**** Leestekst

De tegenstelling tussen het Oost-Romeinse en West-Romeinse Rijk, in wereldlijke en in religieuze zin, de opkomst van de islam en de machtsverhoudingen in het Oost-Romeinse Rijk zijn van belang geweest als aanleiding en motief voor de Eerste Kruistocht. Na de val van het West-Romeinse Rijk maakten de nieuwe overheersers gebruik van de katholieke Kerk om hen te helpen bij het besturen van hun gebieden en deze kon daardoor later uitgroeien tot een grote politieke macht. Het Oost-Romeinse Rijk, door historici ook wel aangeduid als het Byzantijnse Rijk (hoewel het die naam nooit gedragen heeft), overleefde de val van het West-Romeinse Rijk, maar door interne conflicten was het een verre van stabiel gebied. De Oost-Romeinse keizers wilden hun gebied uitbreiden, iets dat veel geld kostte. Omdat dat geld werd verhaald op de bevolking, zorgde dit voor veel ontevredenheid in het Oost-Romeinse Rijk. Na eerst een lange oorlog tegen de Perzen gevoerd te hebben, werd het Oost-Romeinse Rijk zelf bedreigd: Mohammed verenigde begin 7e eeuw de stammen van Arabië onder de banier van de islam. Na zijn dood in 632 begonnen moslims met hun expansie.

Tegen het einde van de 10e eeuw kon het Oost-Romeinse Rijk zich genoeg herstellen om in de tegenaanval te gaan. Ondertussen was de katholieke Kerk in het westen een politieke macht geworden. De katholieke Kerk en de Byzantijnse (lees: Oost-Romeinse) Kerk, en dientengevolge ook de Byzantijnse keizer, verschilden van mening over dogmatische kwesties, die nogal eens leidden tot het over en weer uitspreken van banvloeken, leidend tot het Oosters Schisma (1054). Tegen het einde van de 11e eeuw was in het Oost-Romeinse Rijk Romanos IV aan de macht gekomen. Na de Slag bij Manzikert (1071) was hij het Anatolische deel van zijn rijk vrijwel geheel kwijtgeraakt. Romanos, en tevens zijn opvolgers, ontbrak het aan manschappen om dit verlies ongedaan maken.

********
**** Geëxtraheerde gegevens

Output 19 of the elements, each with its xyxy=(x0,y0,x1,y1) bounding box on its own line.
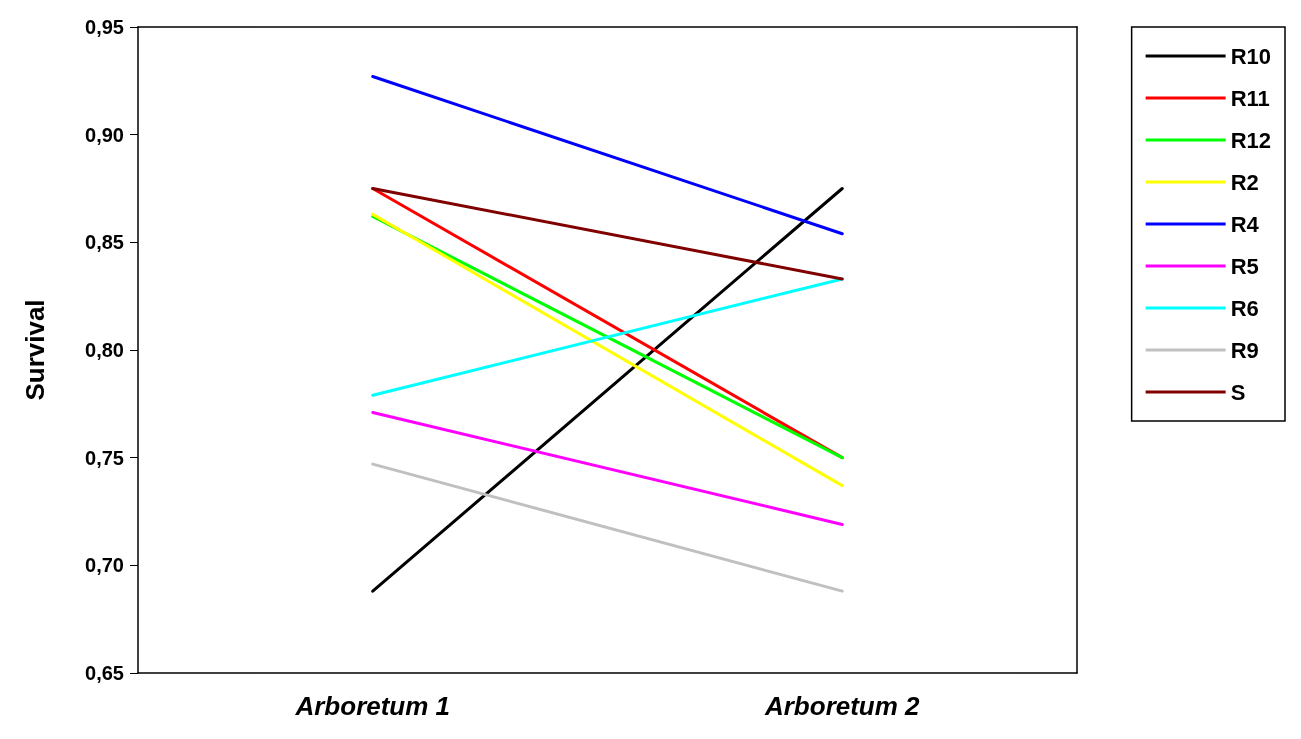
legend-label: R12 xyxy=(1230,127,1271,153)
legend-label: R10 xyxy=(1230,43,1271,69)
y-tick-label: 0,70 xyxy=(85,554,124,577)
y-tick-label: 0,75 xyxy=(85,446,124,469)
x-tick-label: Arboretum 2 xyxy=(763,691,921,721)
y-axis-title: Survival xyxy=(20,299,50,401)
legend-label: R5 xyxy=(1230,253,1259,279)
legend-label: R4 xyxy=(1230,211,1260,237)
y-tick-label: 0,85 xyxy=(85,231,124,254)
legend-label: R9 xyxy=(1230,337,1259,363)
legend-label: R11 xyxy=(1230,85,1270,111)
y-tick-label: 0,80 xyxy=(85,339,124,361)
y-tick-label: 0,65 xyxy=(85,662,124,684)
y-tick-label: 0,95 xyxy=(85,16,124,38)
y-tick-label: 0,90 xyxy=(85,123,124,146)
x-tick-label: Arboretum 1 xyxy=(294,691,451,721)
legend-label: S xyxy=(1230,379,1246,405)
legend-label: R6 xyxy=(1230,295,1259,321)
legend-label: R2 xyxy=(1230,169,1259,195)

********

# Opdrachten:
1. Welk deel van zijn rijk was Romanos IV volgens de leestekst na de Slag bij Manzikert vrijwel geheel kwijtgeraakt?
2. Geef bij elke bewering aan of ze klopt met de leestekst. Antwoord met ja of nee en citeer de woorden uit de tekst die de doorslag geven.
(a) Het Oost-Romeinse Rijk heeft zelf de naam Byzantijnse Rijk gedragen.
(b) Mohammed verenigde begin 7e eeuw de stammen van Arabië.
(c) De opvolgers van Romanos hadden genoeg manschappen om het verlies ongedaan te maken.
3. Geef uit de leestekst het stuk van "Tegen het einde van de 10e" tot en met "verlies ongedaan maken." letterlijk terug.
Voor het werk met de leestekst is de lijst niet nodig.

# Antwoorden per opdracht:
1. Het Anatolische deel.

2.
(a) Nee: "hoewel het die naam nooit gedragen heeft"
(b) Ja: "Mohammed verenigde begin 7e eeuw de stammen van Arabië onder de banier van de islam"
(c) Nee: "Romanos, en tevens zijn opvolgers, ontbrak het aan manschappen"

3.
Tegen het einde van de 10e eeuw kon het Oost-Romeinse Rijk zich genoeg herstellen om in de tegenaanval te gaan. Ondertussen was de katholieke Kerk in het westen een politieke macht geworden. De katholieke Kerk en de Byzantijnse (lees: Oost-Romeinse) Kerk, en dientengevolge ook de Byzantijnse keizer, verschilden van mening over dogmatische kwesties, die nogal eens leidden tot het over en weer uitspreken van banvloeken, leidend tot het Oosters Schisma (1054). Tegen het einde van de 11e eeuw was in het Oost-Romeinse Rijk Romanos IV aan de macht gekomen. Na de Slag bij Manzikert (1071) was hij het Anatolische deel van zijn rijk vrijwel geheel kwijtgeraakt. Romanos, en tevens zijn opvolgers, ontbrak het aan manschappen om dit verlies ongedaan maken.